■ **Do this**: Leaving out the pictures, transcribe all of the records faithfully.

■ **Input records**:
=======

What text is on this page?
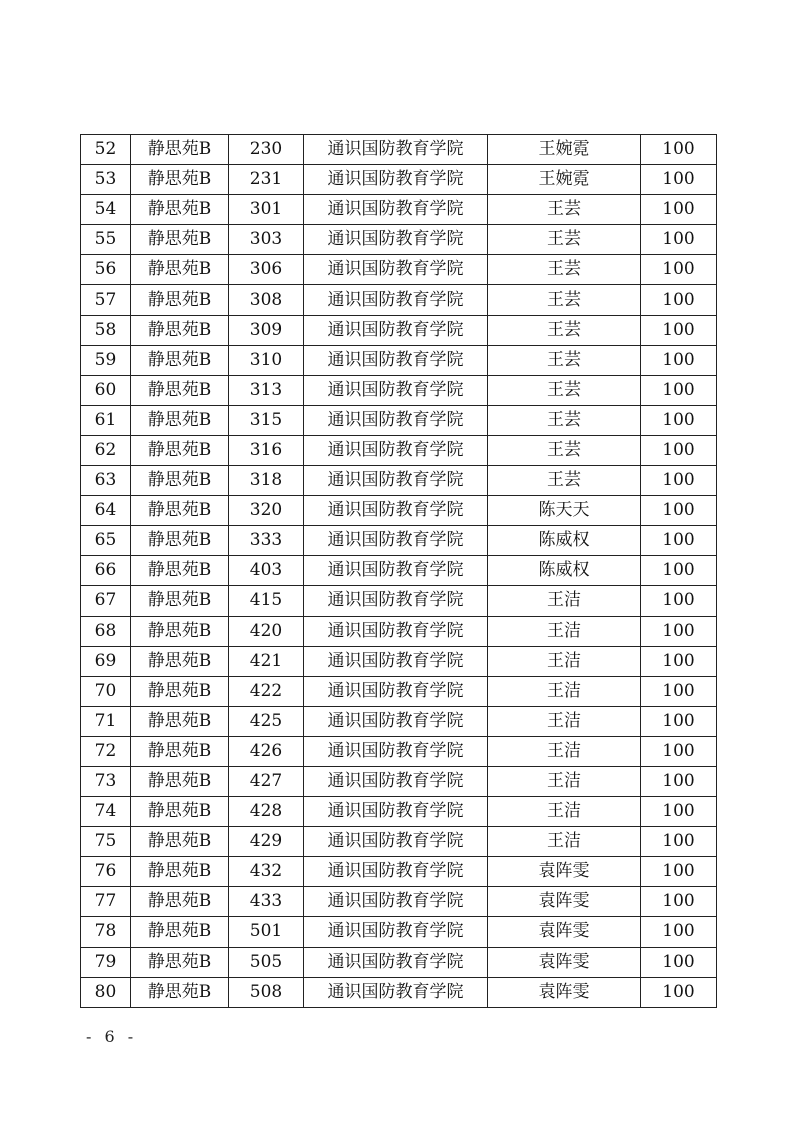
52	静思苑B	230	通识国防教育学院	王婉霓	100
53	静思苑B	231	通识国防教育学院	王婉霓	100
54	静思苑B	301	通识国防教育学院	王芸	100
55	静思苑B	303	通识国防教育学院	王芸	100
56	静思苑B	306	通识国防教育学院	王芸	100
57	静思苑B	308	通识国防教育学院	王芸	100
58	静思苑B	309	通识国防教育学院	王芸	100
59	静思苑B	310	通识国防教育学院	王芸	100
60	静思苑B	313	通识国防教育学院	王芸	100
61	静思苑B	315	通识国防教育学院	王芸	100
62	静思苑B	316	通识国防教育学院	王芸	100
63	静思苑B	318	通识国防教育学院	王芸	100
64	静思苑B	320	通识国防教育学院	陈天天	100
65	静思苑B	333	通识国防教育学院	陈威权	100
66	静思苑B	403	通识国防教育学院	陈威权	100
67	静思苑B	415	通识国防教育学院	王洁	100
68	静思苑B	420	通识国防教育学院	王洁	100
69	静思苑B	421	通识国防教育学院	王洁	100
70	静思苑B	422	通识国防教育学院	王洁	100
71	静思苑B	425	通识国防教育学院	王洁	100
72	静思苑B	426	通识国防教育学院	王洁	100
73	静思苑B	427	通识国防教育学院	王洁	100
74	静思苑B	428	通识国防教育学院	王洁	100
75	静思苑B	429	通识国防教育学院	王洁	100
76	静思苑B	432	通识国防教育学院	袁阵雯	100
77	静思苑B	433	通识国防教育学院	袁阵雯	100
78	静思苑B	501	通识国防教育学院	袁阵雯	100
79	静思苑B	505	通识国防教育学院	袁阵雯	100
80	静思苑B	508	通识国防教育学院	袁阵雯	100
- 6 -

=======

■ **Worked answer**:
What text is on this page?
52	静思苑B	230	通识国防教育学院	王婉霓	100
53	静思苑B	231	通识国防教育学院	王婉霓	100
54	静思苑B	301	通识国防教育学院	王芸	100
55	静思苑B	303	通识国防教育学院	王芸	100
56	静思苑B	306	通识国防教育学院	王芸	100
57	静思苑B	308	通识国防教育学院	王芸	100
58	静思苑B	309	通识国防教育学院	王芸	100
59	静思苑B	310	通识国防教育学院	王芸	100
60	静思苑B	313	通识国防教育学院	王芸	100
61	静思苑B	315	通识国防教育学院	王芸	100
62	静思苑B	316	通识国防教育学院	王芸	100
63	静思苑B	318	通识国防教育学院	王芸	100
64	静思苑B	320	通识国防教育学院	陈天天	100
65	静思苑B	333	通识国防教育学院	陈威权	100
66	静思苑B	403	通识国防教育学院	陈威权	100
67	静思苑B	415	通识国防教育学院	王洁	100
68	静思苑B	420	通识国防教育学院	王洁	100
69	静思苑B	421	通识国防教育学院	王洁	100
70	静思苑B	422	通识国防教育学院	王洁	100
71	静思苑B	425	通识国防教育学院	王洁	100
72	静思苑B	426	通识国防教育学院	王洁	100
73	静思苑B	427	通识国防教育学院	王洁	100
74	静思苑B	428	通识国防教育学院	王洁	100
75	静思苑B	429	通识国防教育学院	王洁	100
76	静思苑B	432	通识国防教育学院	袁阵雯	100
77	静思苑B	433	通识国防教育学院	袁阵雯	100
78	静思苑B	501	通识国防教育学院	袁阵雯	100
79	静思苑B	505	通识国防教育学院	袁阵雯	100
80	静思苑B	508	通识国防教育学院	袁阵雯	100
- 6 -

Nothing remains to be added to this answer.